▶ **Extracted data entries**:
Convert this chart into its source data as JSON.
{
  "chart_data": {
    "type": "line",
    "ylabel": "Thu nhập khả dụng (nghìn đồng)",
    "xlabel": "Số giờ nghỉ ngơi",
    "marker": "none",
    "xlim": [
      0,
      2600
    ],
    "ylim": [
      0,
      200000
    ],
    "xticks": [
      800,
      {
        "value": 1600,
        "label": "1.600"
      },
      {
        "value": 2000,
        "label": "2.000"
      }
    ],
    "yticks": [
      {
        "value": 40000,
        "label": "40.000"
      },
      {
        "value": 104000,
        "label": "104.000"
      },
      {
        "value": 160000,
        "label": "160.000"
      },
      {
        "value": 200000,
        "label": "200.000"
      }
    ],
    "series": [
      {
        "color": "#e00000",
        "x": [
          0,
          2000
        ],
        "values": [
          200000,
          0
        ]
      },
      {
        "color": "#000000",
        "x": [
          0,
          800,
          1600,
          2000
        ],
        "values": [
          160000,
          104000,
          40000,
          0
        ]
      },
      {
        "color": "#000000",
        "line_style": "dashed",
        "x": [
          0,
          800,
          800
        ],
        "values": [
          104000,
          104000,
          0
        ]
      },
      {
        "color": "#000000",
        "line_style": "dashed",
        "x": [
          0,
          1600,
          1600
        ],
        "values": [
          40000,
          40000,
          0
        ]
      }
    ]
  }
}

▶ **PROBLEM**: Write out the whole listing again. Match it word for word.

▶ **OUTPUT BELOW**:
Convert this chart into its source data as JSON.
{
  "chart_data": {
    "type": "line",
    "ylabel": "Thu nhập khả dụng (nghìn đồng)",
    "xlabel": "Số giờ nghỉ ngơi",
    "marker": "none",
    "xlim": [
      0,
      2600
    ],
    "ylim": [
      0,
      200000
    ],
    "xticks": [
      800,
      {
        "value": 1600,
        "label": "1.600"
      },
      {
        "value": 2000,
        "label": "2.000"
      }
    ],
    "yticks": [
      {
        "value": 40000,
        "label": "40.000"
      },
      {
        "value": 104000,
        "label": "104.000"
      },
      {
        "value": 160000,
        "label": "160.000"
      },
      {
        "value": 200000,
        "label": "200.000"
      }
    ],
    "series": [
      {
        "color": "#e00000",
        "x": [
          0,
          2000
        ],
        "values": [
          200000,
          0
        ]
      },
      {
        "color": "#000000",
        "x": [
          0,
          800,
          1600,
          2000
        ],
        "values": [
          160000,
          104000,
          40000,
          0
        ]
      },
      {
        "color": "#000000",
        "line_style": "dashed",
        "x": [
          0,
          800,
          800
        ],
        "values": [
          104000,
          104000,
          0
        ]
      },
      {
        "color": "#000000",
        "line_style": "dashed",
        "x": [
          0,
          1600,
          1600
        ],
        "values": [
          40000,
          40000,
          0
        ]
      }
    ]
  }
}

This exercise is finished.